▸ DIRECTIONS FOR THIS TASK
Lines containing the string "вывода" are to be counted; report the number and nothing more.
_ _ _
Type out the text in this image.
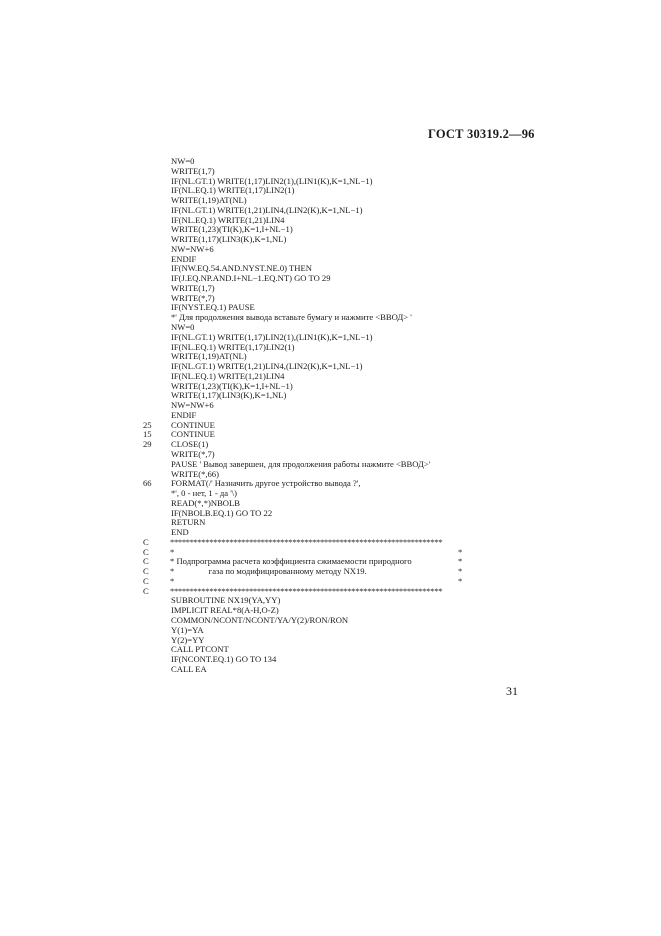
ГОСТ 30319.2—96
NW=0
WRITE(1,7)
IF(NL.GT.1) WRITE(1,17)LIN2(1),(LIN1(K),K=1,NL−1)
IF(NL.EQ.1) WRITE(1,17)LIN2(1)
WRITE(1,19)AT(NL)
IF(NL.GT.1) WRITE(1,21)LIN4,(LIN2(K),K=1,NL−1)
IF(NL.EQ.1) WRITE(1,21)LIN4
WRITE(1,23)(TI(K),K=1,I+NL−1)
WRITE(1,17)(LIN3(K),K=1,NL)
NW=NW+6
ENDIF
IF(NW.EQ.54.AND.NYST.NE.0) THEN
IF(J.EQ.NP.AND.I+NL−1.EQ.NT) GO TO 29
WRITE(1,7)
WRITE(*,7)
IF(NYST.EQ.1) PAUSE
*' Для продолжения вывода вставьте бумагу и нажмите <ВВОД> '
NW=0
IF(NL.GT.1) WRITE(1,17)LIN2(1),(LIN1(K),K=1,NL−1)
IF(NL.EQ.1) WRITE(1,17)LIN2(1)
WRITE(1,19)AT(NL)
IF(NL.GT.1) WRITE(1,21)LIN4,(LIN2(K),K=1,NL−1)
IF(NL.EQ.1) WRITE(1,21)LIN4
WRITE(1,23)(TI(K),K=1,I+NL−1)
WRITE(1,17)(LIN3(K),K=1,NL)
NW=NW+6
ENDIF
25 CONTINUE
15 CONTINUE
29 CLOSE(1)
WRITE(*,7)
PAUSE ' Вывод завершен, для продолжения работы нажмите <ВВОД>'
WRITE(*,66)
66 FORMAT(/' Назначить другое устройство вывода ?',
*', 0 - нет, 1 - да '\)
READ(*,*)NBOLB
IF(NBOLB.EQ.1) GO TO 22
RETURN
END
C *********************************************************************
C *	*
C * Подпрограмма расчета коэффициента сжимаемости природного	*
C *                газа по модифицированному методу NX19.	*
C *	*
C *********************************************************************
SUBROUTINE NX19(YA,YY)
IMPLICIT REAL*8(A-H,O-Z)
COMMON/NCONT/NCONT/YA/Y(2)/RON/RON
Y(1)=YA
Y(2)=YY
CALL PTCONT
IF(NCONT.EQ.1) GO TO 134
CALL EA
31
_ _ _
▸ TASK SOLUTION
2